■ Exercise aim: Each entry that follows must be output without any deviation.

BEGIN Data listing

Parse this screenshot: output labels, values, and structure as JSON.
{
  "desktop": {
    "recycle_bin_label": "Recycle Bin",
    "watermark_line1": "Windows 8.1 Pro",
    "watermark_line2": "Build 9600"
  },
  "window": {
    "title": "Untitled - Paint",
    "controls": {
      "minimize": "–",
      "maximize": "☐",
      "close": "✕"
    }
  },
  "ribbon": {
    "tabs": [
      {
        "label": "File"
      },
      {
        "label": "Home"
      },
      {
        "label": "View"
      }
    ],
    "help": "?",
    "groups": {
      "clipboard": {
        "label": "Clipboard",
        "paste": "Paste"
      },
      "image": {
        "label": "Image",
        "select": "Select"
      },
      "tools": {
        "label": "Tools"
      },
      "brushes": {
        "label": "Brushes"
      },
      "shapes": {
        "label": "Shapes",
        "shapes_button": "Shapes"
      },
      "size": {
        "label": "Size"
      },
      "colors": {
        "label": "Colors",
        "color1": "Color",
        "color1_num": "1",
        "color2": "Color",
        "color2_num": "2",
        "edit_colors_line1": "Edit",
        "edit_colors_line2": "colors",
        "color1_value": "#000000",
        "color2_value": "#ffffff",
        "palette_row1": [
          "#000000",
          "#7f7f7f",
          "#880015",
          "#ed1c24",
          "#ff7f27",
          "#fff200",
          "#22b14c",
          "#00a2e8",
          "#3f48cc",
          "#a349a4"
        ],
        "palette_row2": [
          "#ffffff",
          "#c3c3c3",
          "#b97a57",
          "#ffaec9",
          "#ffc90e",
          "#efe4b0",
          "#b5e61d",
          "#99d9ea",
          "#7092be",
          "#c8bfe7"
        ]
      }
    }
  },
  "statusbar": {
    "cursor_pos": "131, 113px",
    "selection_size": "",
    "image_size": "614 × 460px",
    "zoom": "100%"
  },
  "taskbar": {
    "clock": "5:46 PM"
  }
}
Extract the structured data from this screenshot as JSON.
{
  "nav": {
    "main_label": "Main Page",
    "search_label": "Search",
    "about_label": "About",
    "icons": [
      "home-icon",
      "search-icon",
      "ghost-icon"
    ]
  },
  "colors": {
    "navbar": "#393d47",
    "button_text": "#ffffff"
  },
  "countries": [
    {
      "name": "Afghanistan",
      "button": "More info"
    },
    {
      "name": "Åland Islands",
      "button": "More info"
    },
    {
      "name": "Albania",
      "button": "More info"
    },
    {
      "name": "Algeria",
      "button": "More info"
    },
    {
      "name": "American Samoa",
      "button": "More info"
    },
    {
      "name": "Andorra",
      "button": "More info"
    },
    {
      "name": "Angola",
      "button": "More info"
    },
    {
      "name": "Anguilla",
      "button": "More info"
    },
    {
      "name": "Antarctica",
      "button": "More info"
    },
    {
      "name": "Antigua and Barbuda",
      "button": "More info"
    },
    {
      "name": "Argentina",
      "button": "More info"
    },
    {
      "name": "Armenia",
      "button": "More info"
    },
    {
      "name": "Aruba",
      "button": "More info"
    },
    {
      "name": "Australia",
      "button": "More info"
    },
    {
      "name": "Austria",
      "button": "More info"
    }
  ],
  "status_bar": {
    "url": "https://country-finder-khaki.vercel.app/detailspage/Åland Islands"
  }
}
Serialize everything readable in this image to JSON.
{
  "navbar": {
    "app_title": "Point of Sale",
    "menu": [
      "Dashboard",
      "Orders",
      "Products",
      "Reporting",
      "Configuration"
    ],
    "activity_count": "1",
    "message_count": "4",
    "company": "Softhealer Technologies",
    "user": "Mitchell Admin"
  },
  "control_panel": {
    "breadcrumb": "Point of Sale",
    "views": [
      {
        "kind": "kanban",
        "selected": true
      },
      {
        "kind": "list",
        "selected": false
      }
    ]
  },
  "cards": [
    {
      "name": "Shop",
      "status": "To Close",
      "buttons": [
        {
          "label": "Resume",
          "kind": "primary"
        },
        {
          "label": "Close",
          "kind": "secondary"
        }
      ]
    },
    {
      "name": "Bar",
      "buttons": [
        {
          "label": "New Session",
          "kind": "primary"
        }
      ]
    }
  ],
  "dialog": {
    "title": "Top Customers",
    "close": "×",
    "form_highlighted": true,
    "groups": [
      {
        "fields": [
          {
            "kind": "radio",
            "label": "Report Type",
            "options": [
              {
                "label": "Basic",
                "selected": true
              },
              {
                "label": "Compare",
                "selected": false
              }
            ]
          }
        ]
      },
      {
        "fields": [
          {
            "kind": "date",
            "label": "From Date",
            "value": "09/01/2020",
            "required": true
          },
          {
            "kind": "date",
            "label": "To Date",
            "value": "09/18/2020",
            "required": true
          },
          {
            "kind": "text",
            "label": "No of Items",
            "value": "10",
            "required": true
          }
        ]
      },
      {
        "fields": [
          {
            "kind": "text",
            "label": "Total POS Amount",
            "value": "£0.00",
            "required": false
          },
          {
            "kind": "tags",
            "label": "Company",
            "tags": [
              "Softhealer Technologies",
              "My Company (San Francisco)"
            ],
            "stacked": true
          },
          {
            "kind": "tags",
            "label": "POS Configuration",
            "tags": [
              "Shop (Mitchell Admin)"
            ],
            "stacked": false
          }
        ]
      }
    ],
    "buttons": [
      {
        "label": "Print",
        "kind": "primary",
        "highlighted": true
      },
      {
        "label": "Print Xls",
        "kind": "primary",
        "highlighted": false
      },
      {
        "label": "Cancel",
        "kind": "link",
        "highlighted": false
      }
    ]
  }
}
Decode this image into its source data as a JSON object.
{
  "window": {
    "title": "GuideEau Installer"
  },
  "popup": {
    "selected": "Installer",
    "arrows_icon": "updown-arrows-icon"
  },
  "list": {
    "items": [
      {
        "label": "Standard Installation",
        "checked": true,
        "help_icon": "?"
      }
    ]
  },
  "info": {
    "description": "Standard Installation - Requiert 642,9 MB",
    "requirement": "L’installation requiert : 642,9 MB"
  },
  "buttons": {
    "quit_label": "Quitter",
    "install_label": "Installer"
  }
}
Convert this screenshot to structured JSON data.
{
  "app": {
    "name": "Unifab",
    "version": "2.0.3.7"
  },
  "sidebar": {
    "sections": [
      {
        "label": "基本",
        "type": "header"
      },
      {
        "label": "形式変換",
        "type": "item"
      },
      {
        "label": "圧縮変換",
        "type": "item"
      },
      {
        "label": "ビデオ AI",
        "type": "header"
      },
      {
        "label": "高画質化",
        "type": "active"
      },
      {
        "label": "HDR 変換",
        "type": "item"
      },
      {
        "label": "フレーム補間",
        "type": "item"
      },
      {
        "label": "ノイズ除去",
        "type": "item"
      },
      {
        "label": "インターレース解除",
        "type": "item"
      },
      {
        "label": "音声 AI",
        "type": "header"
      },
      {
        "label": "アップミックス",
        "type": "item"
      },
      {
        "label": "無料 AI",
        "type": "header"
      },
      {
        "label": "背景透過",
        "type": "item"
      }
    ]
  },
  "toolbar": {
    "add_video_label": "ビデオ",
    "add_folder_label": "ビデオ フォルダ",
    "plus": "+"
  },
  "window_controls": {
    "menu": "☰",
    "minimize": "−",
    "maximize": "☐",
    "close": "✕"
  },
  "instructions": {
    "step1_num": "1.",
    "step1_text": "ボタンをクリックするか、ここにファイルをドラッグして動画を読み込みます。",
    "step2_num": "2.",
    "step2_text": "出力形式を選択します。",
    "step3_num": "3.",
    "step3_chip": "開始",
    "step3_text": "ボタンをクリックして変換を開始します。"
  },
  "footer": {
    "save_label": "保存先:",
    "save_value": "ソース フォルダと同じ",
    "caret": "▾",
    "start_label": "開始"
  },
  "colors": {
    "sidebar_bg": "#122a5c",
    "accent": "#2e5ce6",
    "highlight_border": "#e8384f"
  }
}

END Data listing

■ Reply to the task:
Parse this screenshot: output labels, values, and structure as JSON.
{
  "desktop": {
    "recycle_bin_label": "Recycle Bin",
    "watermark_line1": "Windows 8.1 Pro",
    "watermark_line2": "Build 9600"
  },
  "window": {
    "title": "Untitled - Paint",
    "controls": {
      "minimize": "–",
      "maximize": "☐",
      "close": "✕"
    }
  },
  "ribbon": {
    "tabs": [
      {
        "label": "File"
      },
      {
        "label": "Home"
      },
      {
        "label": "View"
      }
    ],
    "help": "?",
    "groups": {
      "clipboard": {
        "label": "Clipboard",
        "paste": "Paste"
      },
      "image": {
        "label": "Image",
        "select": "Select"
      },
      "tools": {
        "label": "Tools"
      },
      "brushes": {
        "label": "Brushes"
      },
      "shapes": {
        "label": "Shapes",
        "shapes_button": "Shapes"
      },
      "size": {
        "label": "Size"
      },
      "colors": {
        "label": "Colors",
        "color1": "Color",
        "color1_num": "1",
        "color2": "Color",
        "color2_num": "2",
        "edit_colors_line1": "Edit",
        "edit_colors_line2": "colors",
        "color1_value": "#000000",
        "color2_value": "#ffffff",
        "palette_row1": [
          "#000000",
          "#7f7f7f",
          "#880015",
          "#ed1c24",
          "#ff7f27",
          "#fff200",
          "#22b14c",
          "#00a2e8",
          "#3f48cc",
          "#a349a4"
        ],
        "palette_row2": [
          "#ffffff",
          "#c3c3c3",
          "#b97a57",
          "#ffaec9",
          "#ffc90e",
          "#efe4b0",
          "#b5e61d",
          "#99d9ea",
          "#7092be",
          "#c8bfe7"
        ]
      }
    }
  },
  "statusbar": {
    "cursor_pos": "131, 113px",
    "selection_size": "",
    "image_size": "614 × 460px",
    "zoom": "100%"
  },
  "taskbar": {
    "clock": "5:46 PM"
  }
}
Extract the structured data from this screenshot as JSON.
{
  "nav": {
    "main_label": "Main Page",
    "search_label": "Search",
    "about_label": "About",
    "icons": [
      "home-icon",
      "search-icon",
      "ghost-icon"
    ]
  },
  "colors": {
    "navbar": "#393d47",
    "button_text": "#ffffff"
  },
  "countries": [
    {
      "name": "Afghanistan",
      "button": "More info"
    },
    {
      "name": "Åland Islands",
      "button": "More info"
    },
    {
      "name": "Albania",
      "button": "More info"
    },
    {
      "name": "Algeria",
      "button": "More info"
    },
    {
      "name": "American Samoa",
      "button": "More info"
    },
    {
      "name": "Andorra",
      "button": "More info"
    },
    {
      "name": "Angola",
      "button": "More info"
    },
    {
      "name": "Anguilla",
      "button": "More info"
    },
    {
      "name": "Antarctica",
      "button": "More info"
    },
    {
      "name": "Antigua and Barbuda",
      "button": "More info"
    },
    {
      "name": "Argentina",
      "button": "More info"
    },
    {
      "name": "Armenia",
      "button": "More info"
    },
    {
      "name": "Aruba",
      "button": "More info"
    },
    {
      "name": "Australia",
      "button": "More info"
    },
    {
      "name": "Austria",
      "button": "More info"
    }
  ],
  "status_bar": {
    "url": "https://country-finder-khaki.vercel.app/detailspage/Åland Islands"
  }
}
Serialize everything readable in this image to JSON.
{
  "navbar": {
    "app_title": "Point of Sale",
    "menu": [
      "Dashboard",
      "Orders",
      "Products",
      "Reporting",
      "Configuration"
    ],
    "activity_count": "1",
    "message_count": "4",
    "company": "Softhealer Technologies",
    "user": "Mitchell Admin"
  },
  "control_panel": {
    "breadcrumb": "Point of Sale",
    "views": [
      {
        "kind": "kanban",
        "selected": true
      },
      {
        "kind": "list",
        "selected": false
      }
    ]
  },
  "cards": [
    {
      "name": "Shop",
      "status": "To Close",
      "buttons": [
        {
          "label": "Resume",
          "kind": "primary"
        },
        {
          "label": "Close",
          "kind": "secondary"
        }
      ]
    },
    {
      "name": "Bar",
      "buttons": [
        {
          "label": "New Session",
          "kind": "primary"
        }
      ]
    }
  ],
  "dialog": {
    "title": "Top Customers",
    "close": "×",
    "form_highlighted": true,
    "groups": [
      {
        "fields": [
          {
            "kind": "radio",
            "label": "Report Type",
            "options": [
              {
                "label": "Basic",
                "selected": true
              },
              {
                "label": "Compare",
                "selected": false
              }
            ]
          }
        ]
      },
      {
        "fields": [
          {
            "kind": "date",
            "label": "From Date",
            "value": "09/01/2020",
            "required": true
          },
          {
            "kind": "date",
            "label": "To Date",
            "value": "09/18/2020",
            "required": true
          },
          {
            "kind": "text",
            "label": "No of Items",
            "value": "10",
            "required": true
          }
        ]
      },
      {
        "fields": [
          {
            "kind": "text",
            "label": "Total POS Amount",
            "value": "£0.00",
            "required": false
          },
          {
            "kind": "tags",
            "label": "Company",
            "tags": [
              "Softhealer Technologies",
              "My Company (San Francisco)"
            ],
            "stacked": true
          },
          {
            "kind": "tags",
            "label": "POS Configuration",
            "tags": [
              "Shop (Mitchell Admin)"
            ],
            "stacked": false
          }
        ]
      }
    ],
    "buttons": [
      {
        "label": "Print",
        "kind": "primary",
        "highlighted": true
      },
      {
        "label": "Print Xls",
        "kind": "primary",
        "highlighted": false
      },
      {
        "label": "Cancel",
        "kind": "link",
        "highlighted": false
      }
    ]
  }
}
Decode this image into its source data as a JSON object.
{
  "window": {
    "title": "GuideEau Installer"
  },
  "popup": {
    "selected": "Installer",
    "arrows_icon": "updown-arrows-icon"
  },
  "list": {
    "items": [
      {
        "label": "Standard Installation",
        "checked": true,
        "help_icon": "?"
      }
    ]
  },
  "info": {
    "description": "Standard Installation - Requiert 642,9 MB",
    "requirement": "L’installation requiert : 642,9 MB"
  },
  "buttons": {
    "quit_label": "Quitter",
    "install_label": "Installer"
  }
}
Convert this screenshot to structured JSON data.
{
  "app": {
    "name": "Unifab",
    "version": "2.0.3.7"
  },
  "sidebar": {
    "sections": [
      {
        "label": "基本",
        "type": "header"
      },
      {
        "label": "形式変換",
        "type": "item"
      },
      {
        "label": "圧縮変換",
        "type": "item"
      },
      {
        "label": "ビデオ AI",
        "type": "header"
      },
      {
        "label": "高画質化",
        "type": "active"
      },
      {
        "label": "HDR 変換",
        "type": "item"
      },
      {
        "label": "フレーム補間",
        "type": "item"
      },
      {
        "label": "ノイズ除去",
        "type": "item"
      },
      {
        "label": "インターレース解除",
        "type": "item"
      },
      {
        "label": "音声 AI",
        "type": "header"
      },
      {
        "label": "アップミックス",
        "type": "item"
      },
      {
        "label": "無料 AI",
        "type": "header"
      },
      {
        "label": "背景透過",
        "type": "item"
      }
    ]
  },
  "toolbar": {
    "add_video_label": "ビデオ",
    "add_folder_label": "ビデオ フォルダ",
    "plus": "+"
  },
  "window_controls": {
    "menu": "☰",
    "minimize": "−",
    "maximize": "☐",
    "close": "✕"
  },
  "instructions": {
    "step1_num": "1.",
    "step1_text": "ボタンをクリックするか、ここにファイルをドラッグして動画を読み込みます。",
    "step2_num": "2.",
    "step2_text": "出力形式を選択します。",
    "step3_num": "3.",
    "step3_chip": "開始",
    "step3_text": "ボタンをクリックして変換を開始します。"
  },
  "footer": {
    "save_label": "保存先:",
    "save_value": "ソース フォルダと同じ",
    "caret": "▾",
    "start_label": "開始"
  },
  "colors": {
    "sidebar_bg": "#122a5c",
    "accent": "#2e5ce6",
    "highlight_border": "#e8384f"
  }
}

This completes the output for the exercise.